Yang Diminta:
Lanjutkan teks tentang suku Kayan-Kenyah dan hasil hutan Kalimantan Timur, dimulai setelah kalimat terakhirnya.

═══ Teks yang Disediakan

Suku Kayan-Kenyah yang berada di pedalaman Kalimantan Timur dan Serawak, sepanjang bagian hulu sungai Kayan, sungai Mahakam, sungai Rajang dan sungai Baram. Suku Kayan ditemukan tersebar luas di pulau Kalimantan; segolongan kecil suku Kayan tinggal di sepanjang sungai Mendalam yang merupakan anak sungai Kapuas hulu di Kalimantan Barat. Suku Kenyah terdiri atas beberapa anak golongan yang berbeda bahasa dan budayanya. Suku Kayan dan Kenyah mempunyai keterkaitan sosial, ekonomi dan politik, yang sudah berlangsung lama. Diantara mereka terjadi perkawinan antar golongan yang cukup banyak. Suku Modang di daerah aliran sungai Mahakam mungkin merupakan cabang rumpun Kayan dan Kenyah (Mackinon et al, 2000).
Survei yang komprehensif mengenai berbagai jenis tumbuhan hutan yang dimanfaatkan oleh masyarakat di Kalimantan (umumnya) dan Kalimantan Timur (khususnya) belum pernah dilakukan (Mackinon et al, 2000). Sedangkan pertumbuhan ekonomi yang pesat di Kalimantan Timur selama dua puluh tahun terakhir ini di ikuti oleh peningkatan laju eksploitasi hutan dan peningkatan luas pembukaan daerah hutan. Kayu dan rotan merupakan dua hasil hutan yang sangat tinggi nilainya. Produk lain yang juga terdapat di hutan mencakup buah-buahan, sayur-sayuran, kacang-kacangan, rempah-rempah, bahan wewangian, minyak biji, makanan ternak, bahan anti mikroba, bahan farmasi lainnya, zat pewarna makanan, bahan pengawet dan penyedap makanan, bahan pewarna, perekat, damar, getah pohon, lilin dan lak.

══════
═══ Informasi yang Diekstrak

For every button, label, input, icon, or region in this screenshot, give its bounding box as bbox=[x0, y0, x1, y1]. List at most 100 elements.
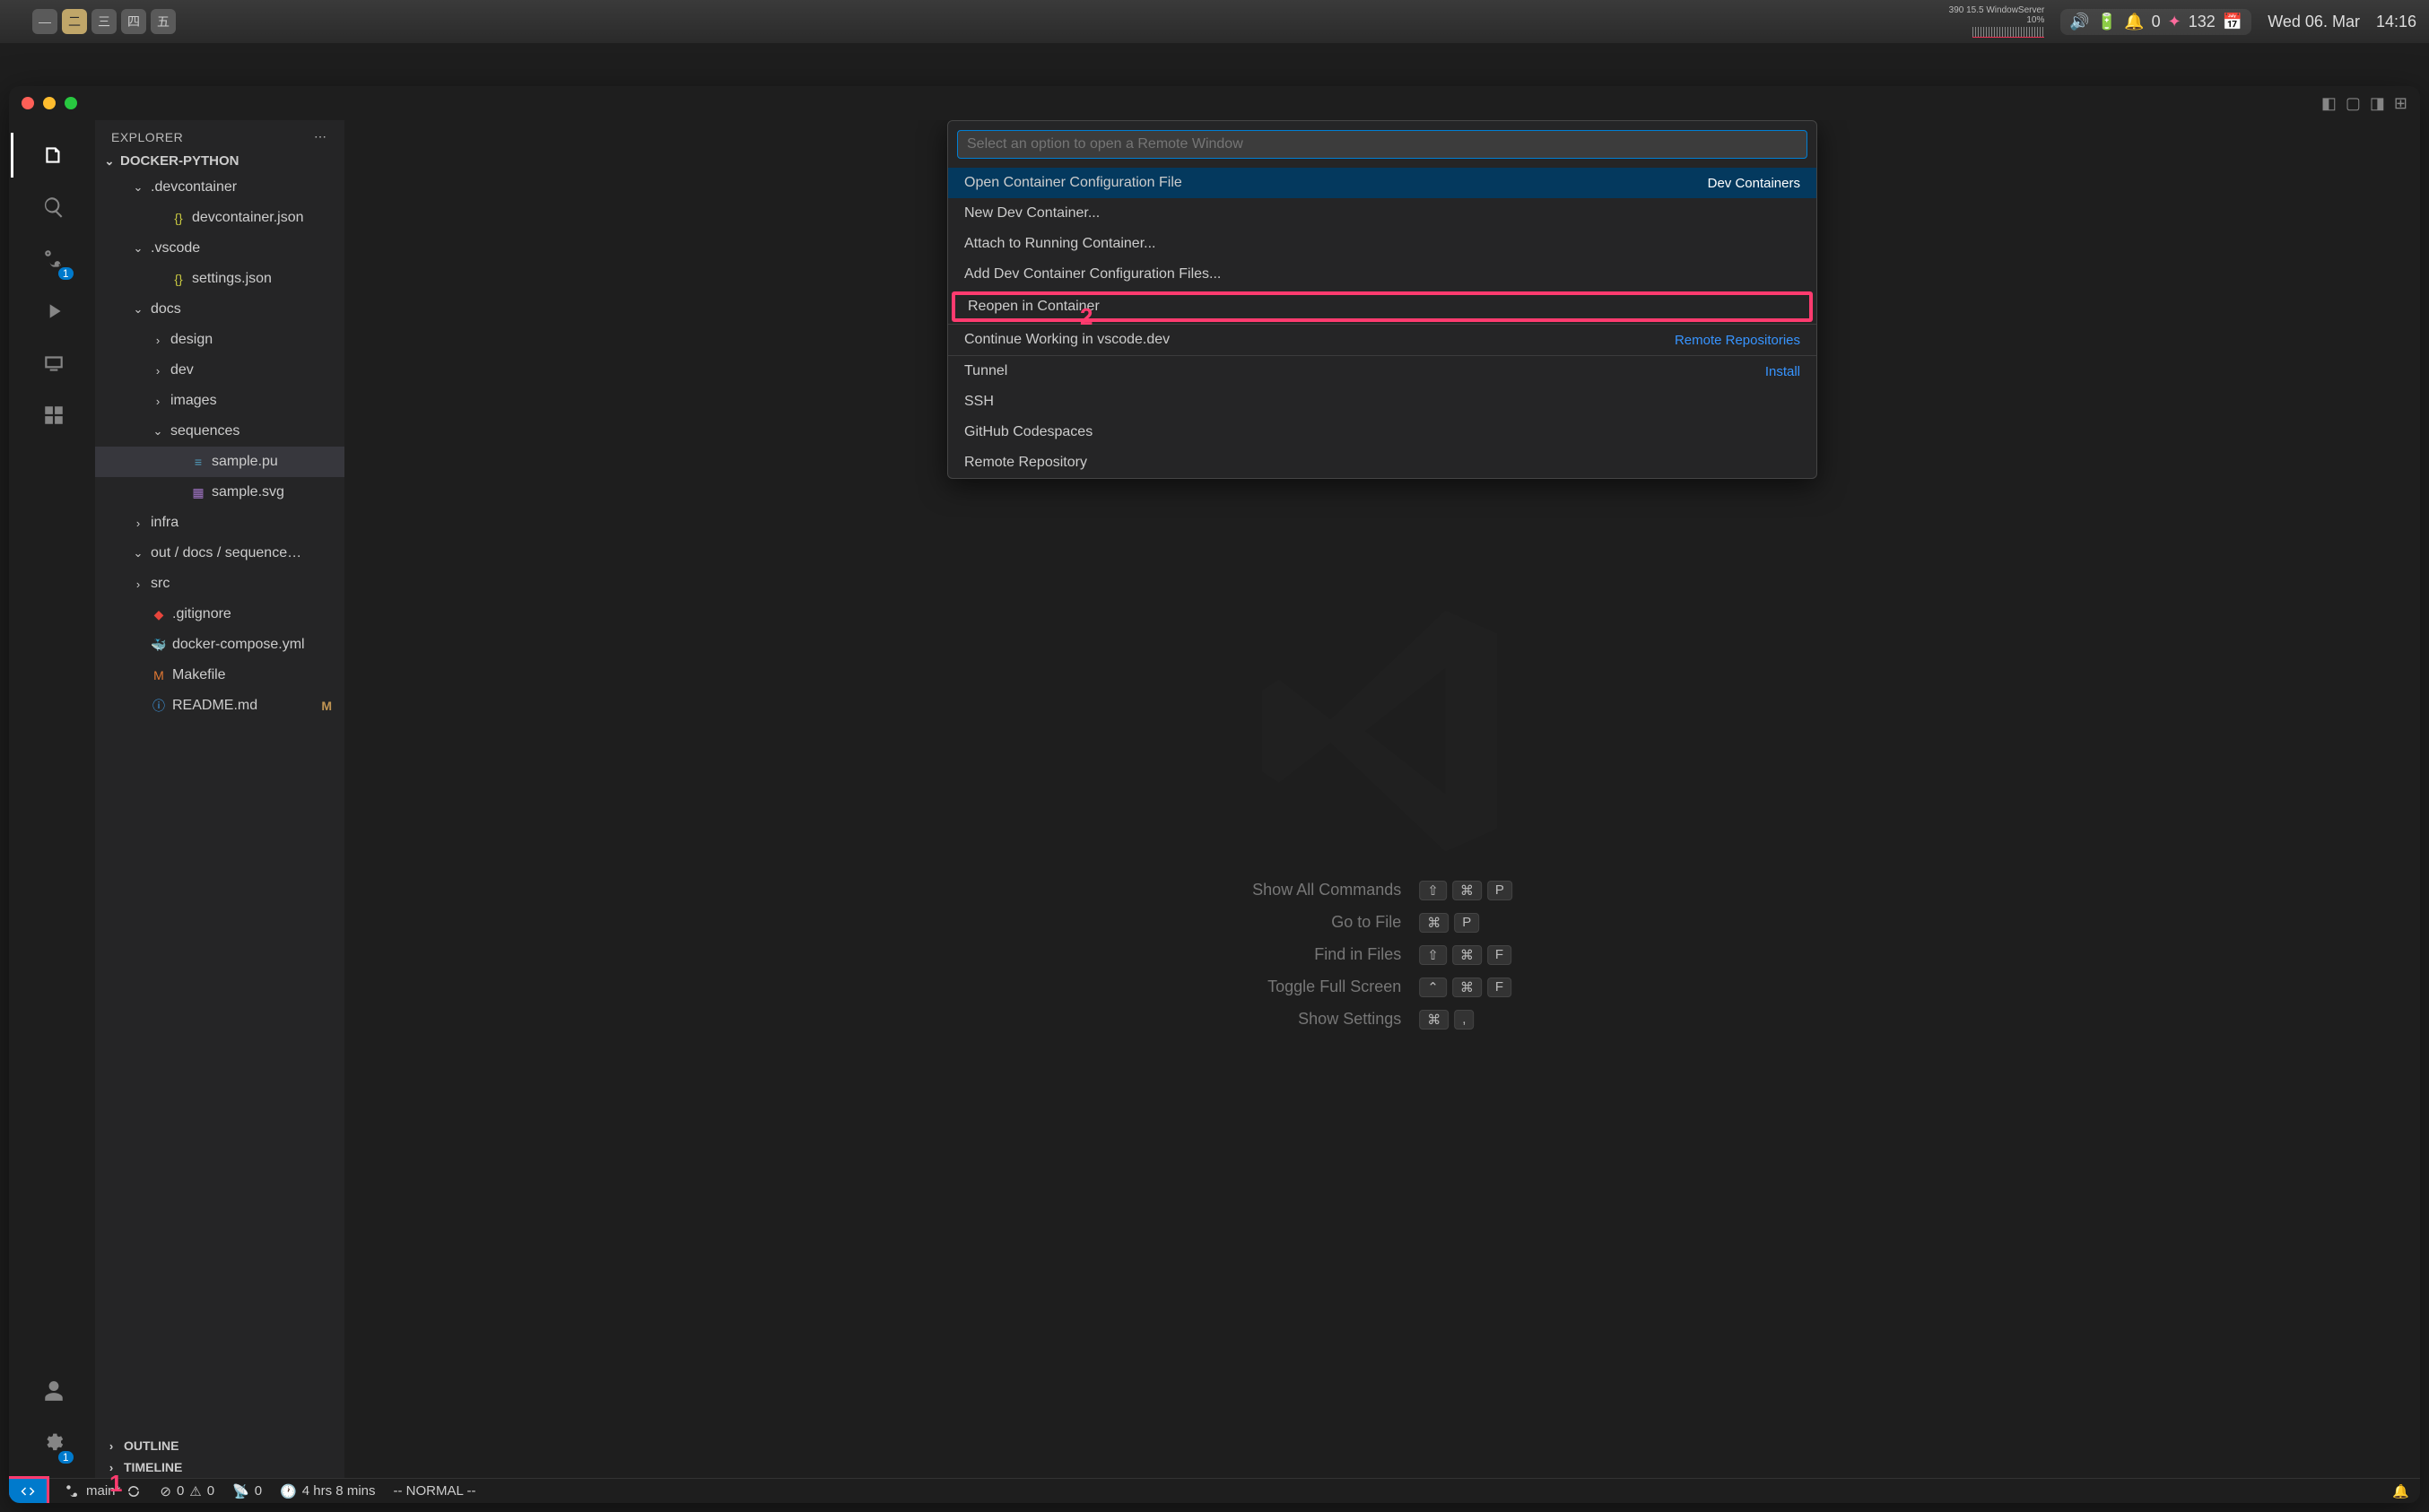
file-item[interactable]: {}devcontainer.json bbox=[95, 203, 344, 233]
folder-item[interactable]: out / docs / sequence… bbox=[95, 538, 344, 569]
accounts-button[interactable] bbox=[11, 1365, 97, 1417]
settings-button[interactable]: 1 bbox=[11, 1417, 97, 1469]
battery-icon[interactable]: 🔋 bbox=[2097, 13, 2117, 31]
folder-item[interactable]: sequences bbox=[95, 416, 344, 447]
remote-explorer-tab[interactable] bbox=[11, 337, 97, 389]
counter: 132 bbox=[2189, 13, 2216, 31]
clock-icon: 🕐 bbox=[280, 1483, 297, 1499]
remote-window-button[interactable] bbox=[9, 1479, 47, 1504]
file-item[interactable]: ▦sample.svg bbox=[95, 477, 344, 508]
app-slot-1[interactable]: — bbox=[32, 9, 57, 34]
shortcut-label: Show Settings bbox=[1252, 1010, 1401, 1029]
cpu-monitor[interactable]: 390 15.5 WindowServer 10% bbox=[1949, 5, 2045, 38]
search-tab[interactable] bbox=[11, 181, 97, 233]
palette-item[interactable]: New Dev Container... bbox=[948, 198, 1816, 229]
chevron-icon bbox=[131, 546, 145, 560]
palette-item[interactable]: SSH bbox=[948, 387, 1816, 417]
chevron-icon bbox=[131, 578, 145, 591]
search-icon bbox=[42, 196, 65, 219]
explorer-more-icon[interactable]: ⋯ bbox=[314, 129, 328, 144]
problems-status[interactable]: ⊘0 ⚠0 bbox=[160, 1483, 214, 1499]
palette-item[interactable]: GitHub Codespaces bbox=[948, 417, 1816, 448]
palette-item-label: New Dev Container... bbox=[964, 205, 1100, 222]
file-item[interactable]: ⓘREADME.mdM bbox=[95, 691, 344, 721]
timeline-section[interactable]: TIMELINE bbox=[95, 1456, 344, 1478]
file-item[interactable]: 🐳docker-compose.yml bbox=[95, 630, 344, 660]
toggle-panel-icon[interactable]: ▢ bbox=[2346, 94, 2361, 113]
run-debug-tab[interactable] bbox=[11, 285, 97, 337]
minimize-button[interactable] bbox=[43, 97, 56, 109]
git-branch-status[interactable]: main* bbox=[65, 1483, 142, 1499]
file-item[interactable]: {}settings.json bbox=[95, 264, 344, 294]
customize-layout-icon[interactable]: ⊞ bbox=[2394, 94, 2407, 113]
palette-item-label: SSH bbox=[964, 394, 994, 410]
folder-item[interactable]: infra bbox=[95, 508, 344, 538]
palette-item-label: Continue Working in vscode.dev bbox=[964, 332, 1170, 348]
folder-item[interactable]: images bbox=[95, 386, 344, 416]
app-slot-5[interactable]: 五 bbox=[151, 9, 176, 34]
palette-item[interactable]: Open Container Configuration File Dev Con… bbox=[948, 168, 1816, 198]
maximize-button[interactable] bbox=[65, 97, 77, 109]
folder-section[interactable]: DOCKER-PYTHON bbox=[95, 150, 344, 172]
extensions-tab[interactable] bbox=[11, 389, 97, 441]
palette-item[interactable]: Continue Working in vscode.devRemote Rep… bbox=[948, 325, 1816, 355]
sync-icon[interactable] bbox=[126, 1483, 142, 1499]
shortcut-label: Show All Commands bbox=[1252, 881, 1401, 899]
tree-item-label: README.md bbox=[172, 698, 257, 714]
palette-input[interactable] bbox=[957, 130, 1807, 159]
git-file-icon: ◆ bbox=[151, 607, 167, 622]
palette-item[interactable]: Remote Repository bbox=[948, 448, 1816, 478]
palette-item[interactable]: Add Dev Container Configuration Files... bbox=[948, 259, 1816, 290]
folder-item[interactable]: dev bbox=[95, 355, 344, 386]
outline-section[interactable]: OUTLINE bbox=[95, 1435, 344, 1456]
window-titlebar[interactable]: ◧ ▢ ◨ ⊞ bbox=[9, 86, 2420, 120]
toggle-secondary-panel-icon[interactable]: ◨ bbox=[2370, 94, 2385, 113]
tree-item-label: .gitignore bbox=[172, 606, 231, 622]
shortcut-keys: ⌘, bbox=[1419, 1010, 1512, 1030]
remote-icon bbox=[42, 352, 65, 375]
palette-item-category: Dev Containers bbox=[1708, 176, 1800, 191]
account-icon bbox=[42, 1379, 65, 1403]
explorer-tab[interactable] bbox=[11, 129, 97, 181]
palette-item[interactable]: Attach to Running Container... bbox=[948, 229, 1816, 259]
remote-window-palette: Open Container Configuration File Dev Con… bbox=[947, 120, 1817, 479]
shortcut-label: Find in Files bbox=[1252, 945, 1401, 964]
notifications-button[interactable]: 🔔 bbox=[2392, 1483, 2409, 1499]
folder-item[interactable]: .devcontainer bbox=[95, 172, 344, 203]
file-item[interactable]: ◆ .gitignore bbox=[95, 599, 344, 630]
app-slot-3[interactable]: 三 bbox=[91, 9, 117, 34]
ports-status[interactable]: 📡0 bbox=[232, 1483, 262, 1499]
calendar-icon[interactable]: 📅 bbox=[2223, 13, 2242, 31]
folder-item[interactable]: docs bbox=[95, 294, 344, 325]
tree-item-label: src bbox=[151, 576, 170, 592]
folder-item[interactable]: src bbox=[95, 569, 344, 599]
chevron-icon bbox=[151, 364, 165, 378]
time-tracking-status[interactable]: 🕐4 hrs 8 mins bbox=[280, 1483, 375, 1499]
app-slot-2[interactable]: 二 bbox=[62, 9, 87, 34]
time-label[interactable]: 14:16 bbox=[2376, 13, 2416, 31]
file-item[interactable]: ≡sample.pu bbox=[95, 447, 344, 477]
make-file-icon: M bbox=[151, 668, 167, 682]
cpu-graph-icon bbox=[1972, 27, 2044, 38]
bell-icon[interactable]: 🔔 bbox=[2124, 13, 2144, 31]
source-control-tab[interactable]: 1 bbox=[11, 233, 97, 285]
tree-item-label: sample.pu bbox=[212, 454, 278, 470]
tree-item-label: .vscode bbox=[151, 240, 200, 256]
palette-item-label: Add Dev Container Configuration Files... bbox=[964, 266, 1221, 282]
file-item[interactable]: MMakefile bbox=[95, 660, 344, 691]
shortcut-label: Toggle Full Screen bbox=[1252, 978, 1401, 996]
app-icon[interactable]: ✦ bbox=[2168, 13, 2181, 31]
volume-icon[interactable]: 🔊 bbox=[2069, 13, 2089, 31]
palette-item[interactable]: TunnelInstall bbox=[948, 356, 1816, 387]
shortcut-keys: ⌃⌘F bbox=[1419, 978, 1512, 997]
toggle-primary-panel-icon[interactable]: ◧ bbox=[2321, 94, 2337, 113]
date-label[interactable]: Wed 06. Mar bbox=[2268, 13, 2360, 31]
cpu-line2: 10% bbox=[2026, 15, 2044, 25]
chevron-down-icon bbox=[102, 154, 117, 169]
palette-item-label: Open Container Configuration File bbox=[964, 175, 1182, 191]
folder-item[interactable]: design bbox=[95, 325, 344, 355]
tree-item-label: .devcontainer bbox=[151, 179, 237, 196]
app-slot-4[interactable]: 四 bbox=[121, 9, 146, 34]
folder-item[interactable]: .vscode bbox=[95, 233, 344, 264]
close-button[interactable] bbox=[22, 97, 34, 109]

══════

Jawaban:
Untuk mengungkapkan potensi buah-buahan dan sayur-sayuran yang terdapat di hutan dan dimanfaatkan oleh masyarakat lokal sangat dibutuhkan survei, penelitian dan dokumentasi didaerah Kalimantan Timur ini agar upaya pelestarian kekayaan buah dan sayuran Indonesia (keanekaragaman genetik dan pengetahuan tentang budidaya serta kegunaannya) dapat mendorong perkembangan dan pemasaran buah-buahan dan sayuran lokal atau asli yang mampu bersaing secara ekonomi. Karena kebanyakan produk ini sangat tinggi nilai ekonominya, pemanfaatannya dapat menjamin kelangsungan kebutuhan pokok masyarakat setempat selain juga sebagai komoditi perdagangan dan pengembangan komersial.
Berbagai produk aktual maupun potensial yang dapat dihasilkan hutan Kalimantan Timur dapat membantu menjelaskan arti penting akses masyarakat pedesaan terhadap hutan tempat mereka mengambil berbgai produk tersebut. Tulisan ini merupakan bagian dari hasil penelitian yang bertujuan untuk mengungkapkan jenis tumbuhan hutan yang dimanfaatkan oleh masyarakat lokal di Kalimantan Timur.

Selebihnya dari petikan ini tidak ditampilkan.